Direction =
Copy the entries below exactly. Images do not belong in the copy.

Excerpted data =
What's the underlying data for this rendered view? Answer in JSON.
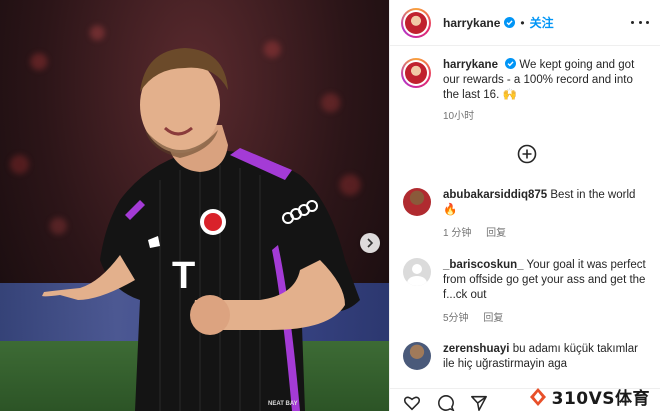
{
  "post": {
    "username": "harrykane",
    "follow_label": "关注",
    "caption_text": "We kept going and got our rewards - a 100% record and into the last 16.",
    "caption_emoji": "🙌",
    "time_ago": "10小时",
    "sponsor_text": "T",
    "shirt_brand": "adidas",
    "kit_sponsor_tag": "NEAT BAY"
  },
  "comments": [
    {
      "username": "abubakarsiddiq875",
      "text": "Best in the world",
      "emoji": "🔥",
      "time": "1 分钟",
      "reply_label": "回复"
    },
    {
      "username": "_bariscoskun_",
      "text": "Your goal it was perfect from offside go get your ass and get the f...ck out",
      "time": "5分钟",
      "reply_label": "回复"
    },
    {
      "username": "zerenshuayi",
      "text": "bu adamı küçük takımlar ile hiç uğrastirmayin aga"
    }
  ],
  "watermark": {
    "text": "310VS体育"
  },
  "colors": {
    "accent": "#0095f6",
    "kit_purple": "#a43bd6",
    "kit_black": "#141414"
  },
  "icons": [
    "verified-badge-icon",
    "more-options-icon",
    "plus-circle-icon",
    "carousel-next-icon",
    "heart-icon",
    "comment-icon",
    "share-icon",
    "watermark-logo-icon"
  ]
}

Exercise response =
What's the underlying data for this rendered view? Answer in JSON.
{
  "post": {
    "username": "harrykane",
    "follow_label": "关注",
    "caption_text": "We kept going and got our rewards - a 100% record and into the last 16.",
    "caption_emoji": "🙌",
    "time_ago": "10小时",
    "sponsor_text": "T",
    "shirt_brand": "adidas",
    "kit_sponsor_tag": "NEAT BAY"
  },
  "comments": [
    {
      "username": "abubakarsiddiq875",
      "text": "Best in the world",
      "emoji": "🔥",
      "time": "1 分钟",
      "reply_label": "回复"
    },
    {
      "username": "_bariscoskun_",
      "text": "Your goal it was perfect from offside go get your ass and get the f...ck out",
      "time": "5分钟",
      "reply_label": "回复"
    },
    {
      "username": "zerenshuayi",
      "text": "bu adamı küçük takımlar ile hiç uğrastirmayin aga"
    }
  ],
  "watermark": {
    "text": "310VS体育"
  },
  "colors": {
    "accent": "#0095f6",
    "kit_purple": "#a43bd6",
    "kit_black": "#141414"
  },
  "icons": [
    "verified-badge-icon",
    "more-options-icon",
    "plus-circle-icon",
    "carousel-next-icon",
    "heart-icon",
    "comment-icon",
    "share-icon",
    "watermark-logo-icon"
  ]
}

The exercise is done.